* [TASK TO CARRY OUT]:
Each entry below is to be written out exactly, and the pictures are to be left out.

* [AVAILABLE DATA]:
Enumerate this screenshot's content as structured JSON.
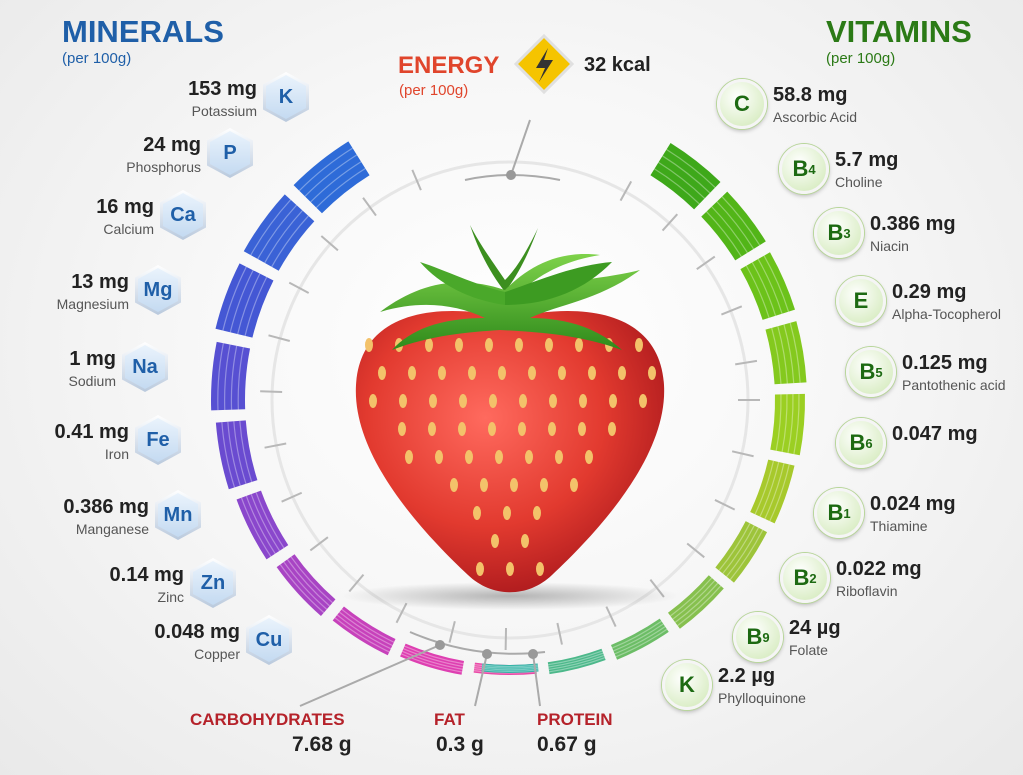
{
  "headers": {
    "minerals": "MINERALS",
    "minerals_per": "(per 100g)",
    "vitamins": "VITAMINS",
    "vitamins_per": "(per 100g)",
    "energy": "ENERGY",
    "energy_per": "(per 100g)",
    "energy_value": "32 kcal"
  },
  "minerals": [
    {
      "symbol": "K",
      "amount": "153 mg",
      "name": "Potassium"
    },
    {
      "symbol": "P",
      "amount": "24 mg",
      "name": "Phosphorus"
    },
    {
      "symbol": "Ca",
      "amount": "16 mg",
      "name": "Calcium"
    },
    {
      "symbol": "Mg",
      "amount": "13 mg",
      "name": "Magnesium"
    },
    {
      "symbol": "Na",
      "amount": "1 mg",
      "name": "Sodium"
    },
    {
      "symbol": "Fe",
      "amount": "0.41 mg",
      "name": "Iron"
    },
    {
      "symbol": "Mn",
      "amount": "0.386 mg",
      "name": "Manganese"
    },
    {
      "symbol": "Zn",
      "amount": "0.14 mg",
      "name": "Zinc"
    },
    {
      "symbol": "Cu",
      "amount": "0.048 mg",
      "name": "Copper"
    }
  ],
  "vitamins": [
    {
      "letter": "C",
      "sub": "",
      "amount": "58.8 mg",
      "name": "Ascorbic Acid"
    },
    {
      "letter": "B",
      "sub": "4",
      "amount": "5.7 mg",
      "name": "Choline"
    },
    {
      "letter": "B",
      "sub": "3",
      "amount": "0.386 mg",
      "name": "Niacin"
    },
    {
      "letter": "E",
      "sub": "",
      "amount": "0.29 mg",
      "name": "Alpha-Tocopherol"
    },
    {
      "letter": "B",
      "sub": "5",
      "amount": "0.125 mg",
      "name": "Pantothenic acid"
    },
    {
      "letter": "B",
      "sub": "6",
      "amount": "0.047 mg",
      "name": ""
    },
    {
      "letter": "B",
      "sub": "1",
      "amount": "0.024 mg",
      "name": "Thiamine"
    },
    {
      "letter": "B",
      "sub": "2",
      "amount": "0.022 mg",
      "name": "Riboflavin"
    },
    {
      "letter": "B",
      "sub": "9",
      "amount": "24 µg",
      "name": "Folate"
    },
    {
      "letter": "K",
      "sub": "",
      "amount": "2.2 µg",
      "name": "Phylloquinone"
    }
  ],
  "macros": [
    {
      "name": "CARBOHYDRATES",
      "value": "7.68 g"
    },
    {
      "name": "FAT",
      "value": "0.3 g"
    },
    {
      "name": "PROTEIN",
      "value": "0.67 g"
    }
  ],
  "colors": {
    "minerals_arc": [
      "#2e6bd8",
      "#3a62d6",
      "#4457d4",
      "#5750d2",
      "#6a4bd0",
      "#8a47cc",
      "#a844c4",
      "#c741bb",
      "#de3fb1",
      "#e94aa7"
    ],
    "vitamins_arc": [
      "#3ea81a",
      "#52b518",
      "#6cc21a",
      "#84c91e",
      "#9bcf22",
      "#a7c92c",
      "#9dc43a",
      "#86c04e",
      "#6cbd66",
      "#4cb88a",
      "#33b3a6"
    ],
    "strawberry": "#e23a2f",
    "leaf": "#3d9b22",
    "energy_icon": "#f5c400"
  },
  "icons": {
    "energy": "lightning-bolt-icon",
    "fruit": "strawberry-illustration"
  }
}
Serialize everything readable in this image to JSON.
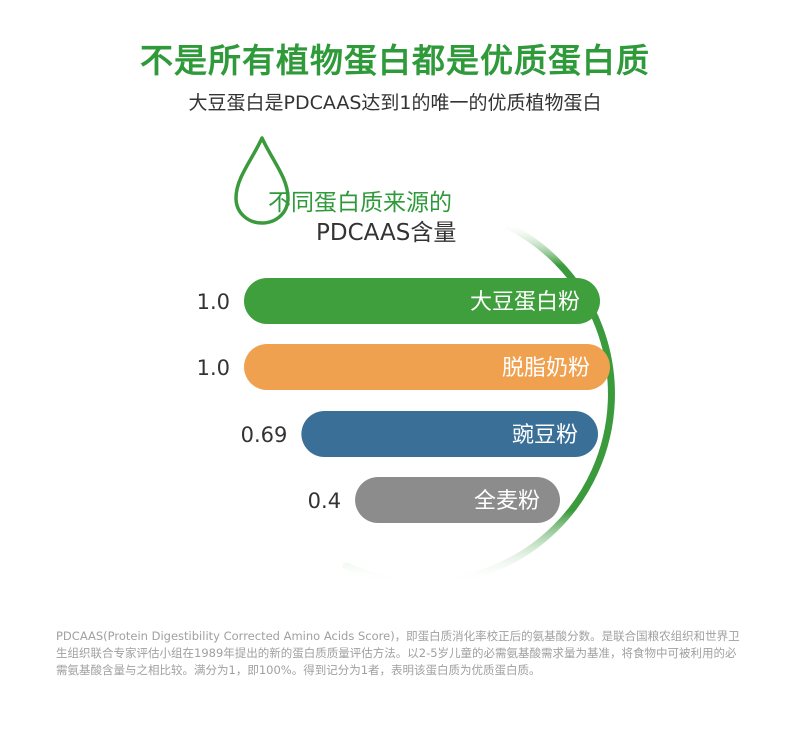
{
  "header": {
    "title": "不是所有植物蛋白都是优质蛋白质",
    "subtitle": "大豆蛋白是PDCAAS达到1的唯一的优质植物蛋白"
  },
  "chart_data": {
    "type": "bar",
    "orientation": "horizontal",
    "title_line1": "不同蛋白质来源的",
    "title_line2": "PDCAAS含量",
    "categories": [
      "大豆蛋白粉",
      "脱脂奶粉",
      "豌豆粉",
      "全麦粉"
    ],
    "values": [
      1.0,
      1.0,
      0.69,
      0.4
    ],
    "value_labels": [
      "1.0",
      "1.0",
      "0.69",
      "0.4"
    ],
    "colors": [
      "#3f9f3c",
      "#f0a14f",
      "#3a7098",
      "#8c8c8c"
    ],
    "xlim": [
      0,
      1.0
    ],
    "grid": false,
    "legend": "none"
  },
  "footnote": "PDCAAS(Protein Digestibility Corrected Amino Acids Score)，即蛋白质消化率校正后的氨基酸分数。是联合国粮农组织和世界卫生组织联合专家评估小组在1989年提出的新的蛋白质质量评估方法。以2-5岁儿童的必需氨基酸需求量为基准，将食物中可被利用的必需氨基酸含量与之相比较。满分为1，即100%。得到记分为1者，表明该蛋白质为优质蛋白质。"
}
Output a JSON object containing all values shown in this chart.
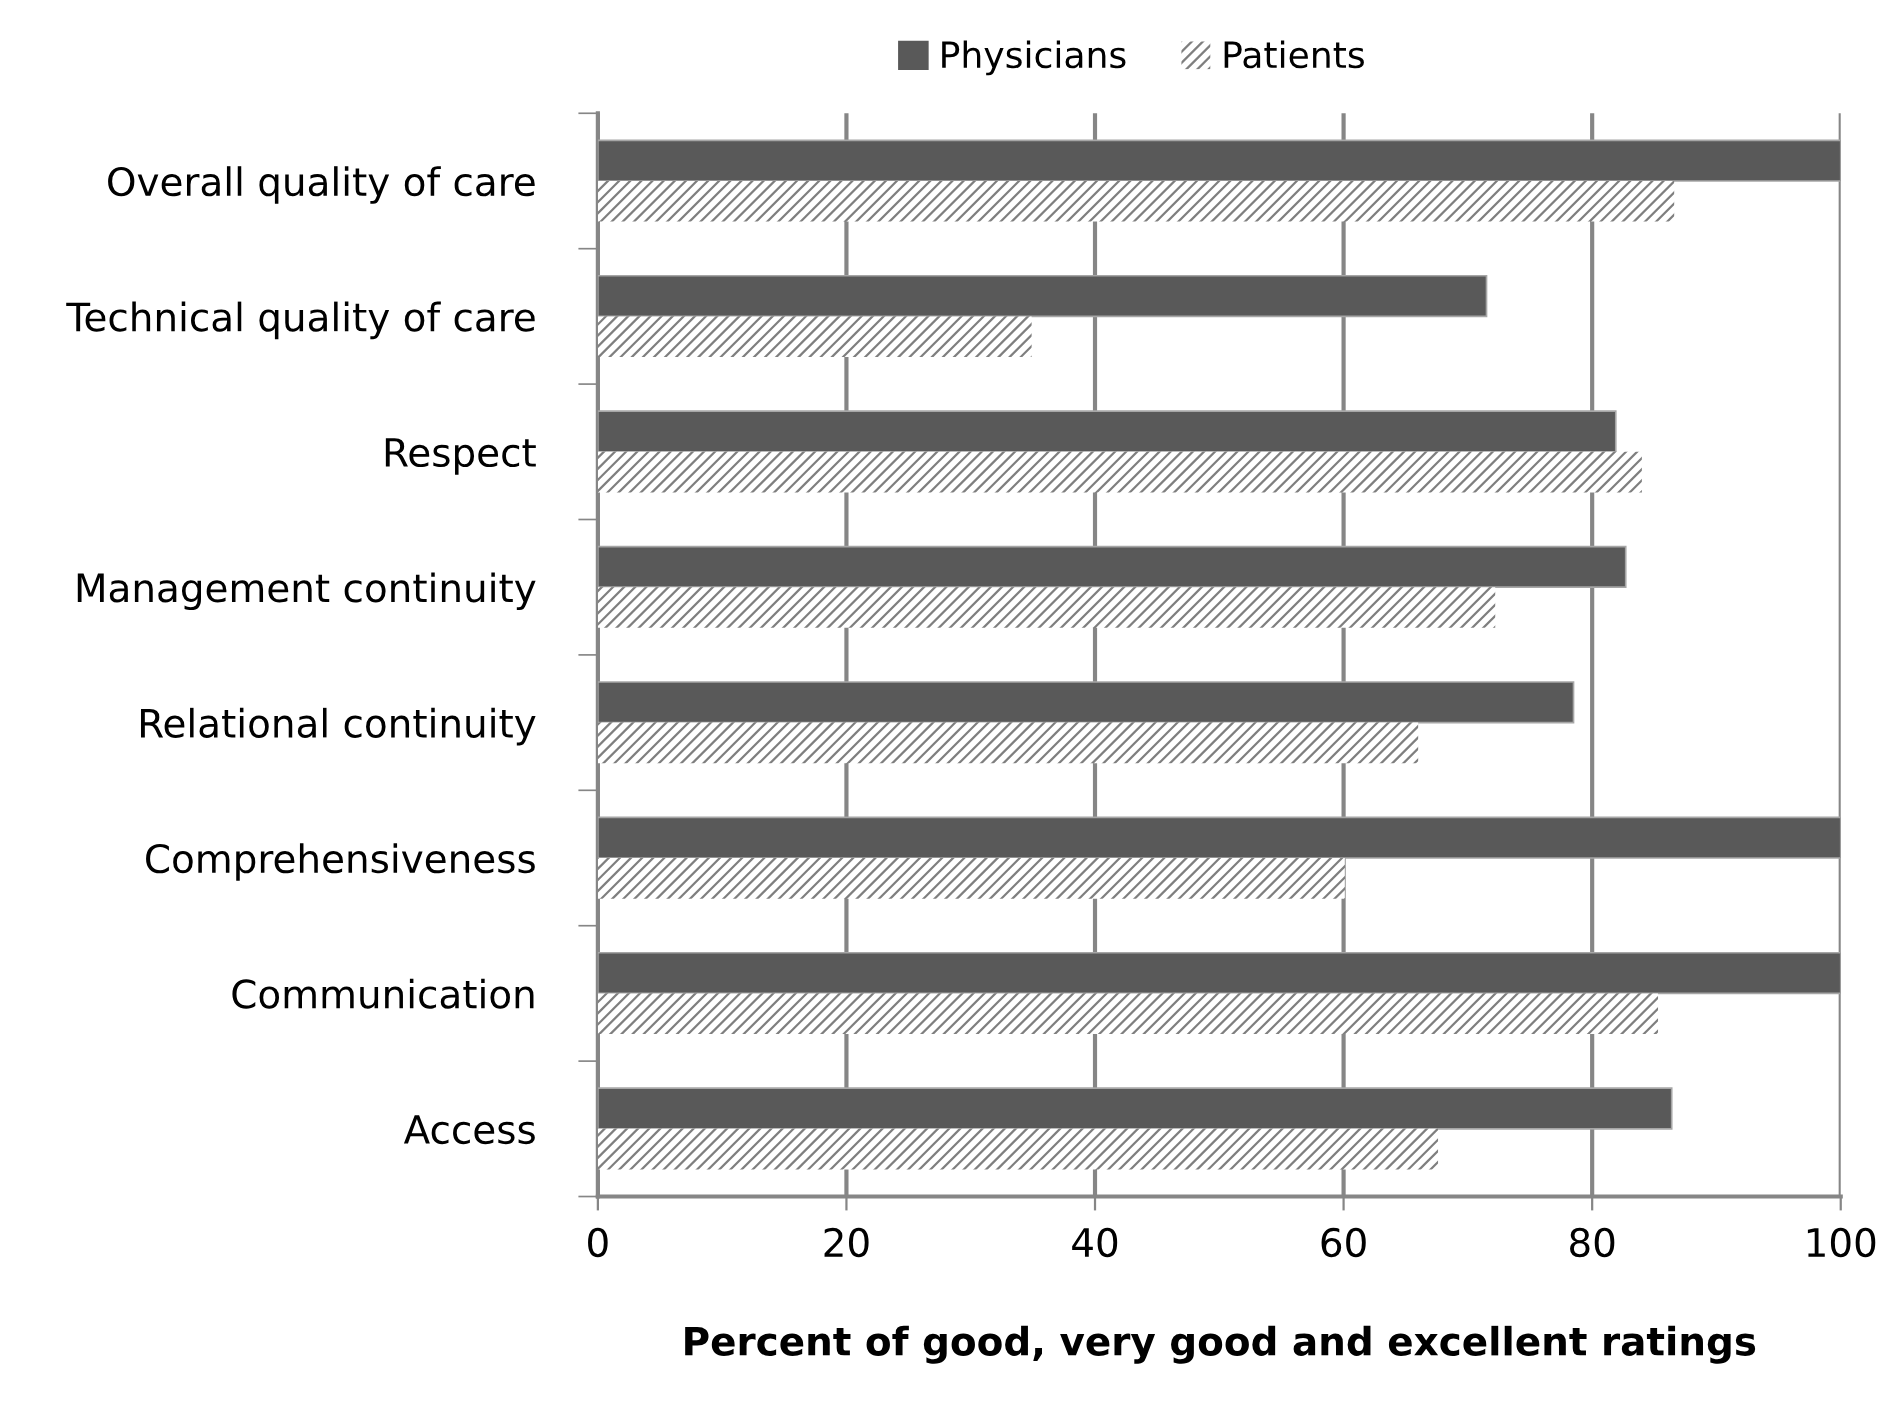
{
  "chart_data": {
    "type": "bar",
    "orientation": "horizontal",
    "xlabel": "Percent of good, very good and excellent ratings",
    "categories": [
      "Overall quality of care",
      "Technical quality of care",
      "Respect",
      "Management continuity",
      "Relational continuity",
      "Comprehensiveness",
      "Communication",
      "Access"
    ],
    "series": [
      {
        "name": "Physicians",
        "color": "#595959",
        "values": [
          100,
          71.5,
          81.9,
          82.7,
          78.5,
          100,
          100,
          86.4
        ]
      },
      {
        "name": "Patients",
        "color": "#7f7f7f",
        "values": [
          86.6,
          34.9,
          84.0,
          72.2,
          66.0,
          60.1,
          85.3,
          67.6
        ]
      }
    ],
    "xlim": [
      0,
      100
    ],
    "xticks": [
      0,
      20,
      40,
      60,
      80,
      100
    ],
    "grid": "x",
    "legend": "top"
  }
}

* [REPLY TO THE TASK]:
Enumerate this screenshot's content as structured JSON.
{
  "headers": {
    "minerals": "MINERALS",
    "minerals_per": "(per 100g)",
    "vitamins": "VITAMINS",
    "vitamins_per": "(per 100g)",
    "energy": "ENERGY",
    "energy_per": "(per 100g)",
    "energy_value": "32 kcal"
  },
  "minerals": [
    {
      "symbol": "K",
      "amount": "153 mg",
      "name": "Potassium"
    },
    {
      "symbol": "P",
      "amount": "24 mg",
      "name": "Phosphorus"
    },
    {
      "symbol": "Ca",
      "amount": "16 mg",
      "name": "Calcium"
    },
    {
      "symbol": "Mg",
      "amount": "13 mg",
      "name": "Magnesium"
    },
    {
      "symbol": "Na",
      "amount": "1 mg",
      "name": "Sodium"
    },
    {
      "symbol": "Fe",
      "amount": "0.41 mg",
      "name": "Iron"
    },
    {
      "symbol": "Mn",
      "amount": "0.386 mg",
      "name": "Manganese"
    },
    {
      "symbol": "Zn",
      "amount": "0.14 mg",
      "name": "Zinc"
    },
    {
      "symbol": "Cu",
      "amount": "0.048 mg",
      "name": "Copper"
    }
  ],
  "vitamins": [
    {
      "letter": "C",
      "sub": "",
      "amount": "58.8 mg",
      "name": "Ascorbic Acid"
    },
    {
      "letter": "B",
      "sub": "4",
      "amount": "5.7 mg",
      "name": "Choline"
    },
    {
      "letter": "B",
      "sub": "3",
      "amount": "0.386 mg",
      "name": "Niacin"
    },
    {
      "letter": "E",
      "sub": "",
      "amount": "0.29 mg",
      "name": "Alpha-Tocopherol"
    },
    {
      "letter": "B",
      "sub": "5",
      "amount": "0.125 mg",
      "name": "Pantothenic acid"
    },
    {
      "letter": "B",
      "sub": "6",
      "amount": "0.047 mg",
      "name": ""
    },
    {
      "letter": "B",
      "sub": "1",
      "amount": "0.024 mg",
      "name": "Thiamine"
    },
    {
      "letter": "B",
      "sub": "2",
      "amount": "0.022 mg",
      "name": "Riboflavin"
    },
    {
      "letter": "B",
      "sub": "9",
      "amount": "24 µg",
      "name": "Folate"
    },
    {
      "letter": "K",
      "sub": "",
      "amount": "2.2 µg",
      "name": "Phylloquinone"
    }
  ],
  "macros": [
    {
      "name": "CARBOHYDRATES",
      "value": "7.68 g"
    },
    {
      "name": "FAT",
      "value": "0.3 g"
    },
    {
      "name": "PROTEIN",
      "value": "0.67 g"
    }
  ],
  "colors": {
    "minerals_arc": [
      "#2e6bd8",
      "#3a62d6",
      "#4457d4",
      "#5750d2",
      "#6a4bd0",
      "#8a47cc",
      "#a844c4",
      "#c741bb",
      "#de3fb1",
      "#e94aa7"
    ],
    "vitamins_arc": [
      "#3ea81a",
      "#52b518",
      "#6cc21a",
      "#84c91e",
      "#9bcf22",
      "#a7c92c",
      "#9dc43a",
      "#86c04e",
      "#6cbd66",
      "#4cb88a",
      "#33b3a6"
    ],
    "strawberry": "#e23a2f",
    "leaf": "#3d9b22",
    "energy_icon": "#f5c400"
  },
  "icons": {
    "energy": "lightning-bolt-icon",
    "fruit": "strawberry-illustration"
  }
}
Serialize everything readable in this image to JSON.
{
  "header": {
    "title": "不是所有植物蛋白都是优质蛋白质",
    "subtitle": "大豆蛋白是PDCAAS达到1的唯一的优质植物蛋白"
  },
  "chart_data": {
    "type": "bar",
    "orientation": "horizontal",
    "title_line1": "不同蛋白质来源的",
    "title_line2": "PDCAAS含量",
    "categories": [
      "大豆蛋白粉",
      "脱脂奶粉",
      "豌豆粉",
      "全麦粉"
    ],
    "values": [
      1.0,
      1.0,
      0.69,
      0.4
    ],
    "value_labels": [
      "1.0",
      "1.0",
      "0.69",
      "0.4"
    ],
    "colors": [
      "#3f9f3c",
      "#f0a14f",
      "#3a7098",
      "#8c8c8c"
    ],
    "xlim": [
      0,
      1.0
    ],
    "grid": false,
    "legend": "none"
  },
  "footnote": "PDCAAS(Protein Digestibility Corrected Amino Acids Score)，即蛋白质消化率校正后的氨基酸分数。是联合国粮农组织和世界卫生组织联合专家评估小组在1989年提出的新的蛋白质质量评估方法。以2-5岁儿童的必需氨基酸需求量为基准，将食物中可被利用的必需氨基酸含量与之相比较。满分为1，即100%。得到记分为1者，表明该蛋白质为优质蛋白质。"
}
Output a JSON object containing all values shown in this chart.
{
  "chart_data": {
    "type": "bar",
    "orientation": "horizontal",
    "xlabel": "Percent of good, very good and excellent ratings",
    "categories": [
      "Overall quality of care",
      "Technical quality of care",
      "Respect",
      "Management continuity",
      "Relational continuity",
      "Comprehensiveness",
      "Communication",
      "Access"
    ],
    "series": [
      {
        "name": "Physicians",
        "color": "#595959",
        "values": [
          100,
          71.5,
          81.9,
          82.7,
          78.5,
          100,
          100,
          86.4
        ]
      },
      {
        "name": "Patients",
        "color": "#7f7f7f",
        "values": [
          86.6,
          34.9,
          84.0,
          72.2,
          66.0,
          60.1,
          85.3,
          67.6
        ]
      }
    ],
    "xlim": [
      0,
      100
    ],
    "xticks": [
      0,
      20,
      40,
      60,
      80,
      100
    ],
    "grid": "x",
    "legend": "top"
  }
}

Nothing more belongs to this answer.